**Short task:**
Check every line below for the word "will" and show those that hold it.

Stored data entries:
** BEGIN **
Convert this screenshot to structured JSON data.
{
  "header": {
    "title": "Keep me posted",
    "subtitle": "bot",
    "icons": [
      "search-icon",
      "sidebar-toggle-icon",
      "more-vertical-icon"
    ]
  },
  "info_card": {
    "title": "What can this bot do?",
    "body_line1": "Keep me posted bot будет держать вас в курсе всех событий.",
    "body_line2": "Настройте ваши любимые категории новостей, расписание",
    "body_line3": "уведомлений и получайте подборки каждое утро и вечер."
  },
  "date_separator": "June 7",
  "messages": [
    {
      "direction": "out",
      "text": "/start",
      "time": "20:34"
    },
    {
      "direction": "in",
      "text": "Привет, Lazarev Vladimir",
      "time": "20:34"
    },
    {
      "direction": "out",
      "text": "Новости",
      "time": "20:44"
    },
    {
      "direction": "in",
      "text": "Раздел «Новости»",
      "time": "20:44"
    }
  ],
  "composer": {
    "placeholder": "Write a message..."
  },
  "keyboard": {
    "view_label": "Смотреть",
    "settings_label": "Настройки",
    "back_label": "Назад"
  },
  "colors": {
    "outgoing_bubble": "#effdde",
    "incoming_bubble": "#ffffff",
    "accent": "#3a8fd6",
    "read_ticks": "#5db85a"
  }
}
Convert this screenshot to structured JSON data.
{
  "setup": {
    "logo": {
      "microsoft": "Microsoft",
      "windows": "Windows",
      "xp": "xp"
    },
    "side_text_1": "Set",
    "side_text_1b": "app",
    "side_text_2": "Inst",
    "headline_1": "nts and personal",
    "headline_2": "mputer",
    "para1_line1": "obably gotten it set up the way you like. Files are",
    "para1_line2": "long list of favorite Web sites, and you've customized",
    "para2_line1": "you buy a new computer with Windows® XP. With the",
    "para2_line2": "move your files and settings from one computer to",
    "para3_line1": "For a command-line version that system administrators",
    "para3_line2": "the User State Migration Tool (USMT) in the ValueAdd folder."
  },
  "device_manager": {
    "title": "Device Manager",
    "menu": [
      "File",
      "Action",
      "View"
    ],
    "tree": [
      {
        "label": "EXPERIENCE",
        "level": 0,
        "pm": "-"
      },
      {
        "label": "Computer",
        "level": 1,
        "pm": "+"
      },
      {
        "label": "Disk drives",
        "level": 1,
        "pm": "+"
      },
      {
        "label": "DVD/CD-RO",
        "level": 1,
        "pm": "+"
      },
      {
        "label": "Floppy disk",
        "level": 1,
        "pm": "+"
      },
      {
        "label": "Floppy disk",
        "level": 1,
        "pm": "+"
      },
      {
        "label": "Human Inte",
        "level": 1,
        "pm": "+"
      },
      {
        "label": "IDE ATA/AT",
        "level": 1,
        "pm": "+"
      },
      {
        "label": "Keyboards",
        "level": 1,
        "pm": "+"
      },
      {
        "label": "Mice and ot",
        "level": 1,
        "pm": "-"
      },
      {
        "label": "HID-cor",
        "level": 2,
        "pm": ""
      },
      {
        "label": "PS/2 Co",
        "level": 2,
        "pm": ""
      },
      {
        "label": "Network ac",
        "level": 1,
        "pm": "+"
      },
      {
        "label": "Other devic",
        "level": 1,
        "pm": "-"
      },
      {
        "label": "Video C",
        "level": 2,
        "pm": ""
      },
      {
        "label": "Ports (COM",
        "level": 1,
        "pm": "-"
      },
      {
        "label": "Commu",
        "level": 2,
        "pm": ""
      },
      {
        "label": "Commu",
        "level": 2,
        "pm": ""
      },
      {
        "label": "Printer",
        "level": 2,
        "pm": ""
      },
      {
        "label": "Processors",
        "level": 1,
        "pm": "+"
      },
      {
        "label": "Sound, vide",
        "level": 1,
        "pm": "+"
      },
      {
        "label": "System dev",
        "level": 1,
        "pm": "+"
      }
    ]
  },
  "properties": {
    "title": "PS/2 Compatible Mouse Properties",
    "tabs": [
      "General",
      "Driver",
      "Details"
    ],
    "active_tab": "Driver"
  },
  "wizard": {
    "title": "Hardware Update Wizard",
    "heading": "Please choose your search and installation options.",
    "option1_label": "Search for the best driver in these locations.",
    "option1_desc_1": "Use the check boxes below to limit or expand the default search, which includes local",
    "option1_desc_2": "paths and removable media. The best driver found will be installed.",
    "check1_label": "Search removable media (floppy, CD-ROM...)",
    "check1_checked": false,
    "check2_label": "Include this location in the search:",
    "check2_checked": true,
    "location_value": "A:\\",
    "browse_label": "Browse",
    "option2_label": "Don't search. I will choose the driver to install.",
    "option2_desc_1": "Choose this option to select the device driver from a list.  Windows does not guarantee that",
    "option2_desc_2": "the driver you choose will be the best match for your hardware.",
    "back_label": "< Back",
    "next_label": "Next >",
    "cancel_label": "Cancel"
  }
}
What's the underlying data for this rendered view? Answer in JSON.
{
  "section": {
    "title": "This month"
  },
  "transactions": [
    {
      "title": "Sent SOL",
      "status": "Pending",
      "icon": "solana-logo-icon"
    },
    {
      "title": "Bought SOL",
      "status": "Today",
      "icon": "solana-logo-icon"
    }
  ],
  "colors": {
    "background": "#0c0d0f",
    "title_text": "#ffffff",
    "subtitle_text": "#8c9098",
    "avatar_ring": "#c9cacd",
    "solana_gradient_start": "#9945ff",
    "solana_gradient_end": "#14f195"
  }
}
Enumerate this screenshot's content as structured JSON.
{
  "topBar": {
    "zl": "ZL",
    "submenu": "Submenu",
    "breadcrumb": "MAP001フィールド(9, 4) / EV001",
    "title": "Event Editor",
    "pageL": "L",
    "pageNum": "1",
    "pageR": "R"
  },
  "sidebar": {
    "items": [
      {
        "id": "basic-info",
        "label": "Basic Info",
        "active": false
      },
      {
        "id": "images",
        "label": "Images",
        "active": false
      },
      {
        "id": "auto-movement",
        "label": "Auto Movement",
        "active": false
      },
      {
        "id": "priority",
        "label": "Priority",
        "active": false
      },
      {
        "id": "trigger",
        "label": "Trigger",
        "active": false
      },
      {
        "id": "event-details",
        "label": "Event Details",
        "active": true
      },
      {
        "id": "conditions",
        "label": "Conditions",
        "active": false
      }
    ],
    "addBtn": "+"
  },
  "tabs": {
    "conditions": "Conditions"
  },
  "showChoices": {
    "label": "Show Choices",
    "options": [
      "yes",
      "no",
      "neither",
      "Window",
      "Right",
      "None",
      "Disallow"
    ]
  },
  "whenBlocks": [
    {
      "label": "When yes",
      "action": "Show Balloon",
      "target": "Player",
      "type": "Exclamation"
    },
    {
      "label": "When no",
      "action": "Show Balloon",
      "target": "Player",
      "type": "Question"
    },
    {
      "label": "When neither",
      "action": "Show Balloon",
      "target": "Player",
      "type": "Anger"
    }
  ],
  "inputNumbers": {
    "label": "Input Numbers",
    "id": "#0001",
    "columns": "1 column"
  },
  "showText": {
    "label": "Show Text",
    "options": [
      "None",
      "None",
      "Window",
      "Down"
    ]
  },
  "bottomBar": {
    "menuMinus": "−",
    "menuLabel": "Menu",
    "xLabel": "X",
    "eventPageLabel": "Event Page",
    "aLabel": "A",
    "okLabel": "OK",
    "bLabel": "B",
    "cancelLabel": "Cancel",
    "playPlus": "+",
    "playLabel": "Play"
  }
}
** END **
**Finished answer:**
    "option1_desc_2": "paths and removable media. The best driver found will be installed.",
    "option2_label": "Don't search. I will choose the driver to install.",
    "option2_desc_2": "the driver you choose will be the best match for your hardware.",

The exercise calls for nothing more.